• _DATASET RECORDS_:
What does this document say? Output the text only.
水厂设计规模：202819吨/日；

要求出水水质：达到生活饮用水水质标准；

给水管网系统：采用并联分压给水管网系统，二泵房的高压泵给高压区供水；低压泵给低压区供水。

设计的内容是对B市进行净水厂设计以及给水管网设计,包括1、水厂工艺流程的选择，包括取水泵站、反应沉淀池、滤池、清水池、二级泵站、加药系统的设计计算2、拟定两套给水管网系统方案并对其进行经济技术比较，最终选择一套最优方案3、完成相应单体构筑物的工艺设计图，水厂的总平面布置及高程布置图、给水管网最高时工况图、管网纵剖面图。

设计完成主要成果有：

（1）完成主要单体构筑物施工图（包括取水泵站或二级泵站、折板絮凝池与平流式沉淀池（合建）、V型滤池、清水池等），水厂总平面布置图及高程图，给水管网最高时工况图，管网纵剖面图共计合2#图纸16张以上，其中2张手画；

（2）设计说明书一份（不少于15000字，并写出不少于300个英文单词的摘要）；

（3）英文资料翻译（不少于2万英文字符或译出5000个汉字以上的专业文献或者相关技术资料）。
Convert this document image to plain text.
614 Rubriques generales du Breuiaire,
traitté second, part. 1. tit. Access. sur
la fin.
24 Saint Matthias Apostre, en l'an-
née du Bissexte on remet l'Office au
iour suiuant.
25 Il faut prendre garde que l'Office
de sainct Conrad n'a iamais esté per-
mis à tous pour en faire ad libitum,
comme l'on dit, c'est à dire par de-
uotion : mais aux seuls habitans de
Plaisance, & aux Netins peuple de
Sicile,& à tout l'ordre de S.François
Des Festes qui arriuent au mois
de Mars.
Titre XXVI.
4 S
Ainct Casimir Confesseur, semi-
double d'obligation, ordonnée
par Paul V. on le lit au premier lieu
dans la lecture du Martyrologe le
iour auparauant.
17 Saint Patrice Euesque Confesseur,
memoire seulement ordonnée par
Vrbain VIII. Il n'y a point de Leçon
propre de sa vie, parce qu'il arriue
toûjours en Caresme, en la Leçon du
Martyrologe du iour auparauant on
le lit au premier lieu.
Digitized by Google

• _EXERCISE REQUIREMENTS_:
Locate each line with the word "Office" and copy it.

• _RESULT_:
née du Bissexte on remet l'Office au
25 Il faut prendre garde que l'Office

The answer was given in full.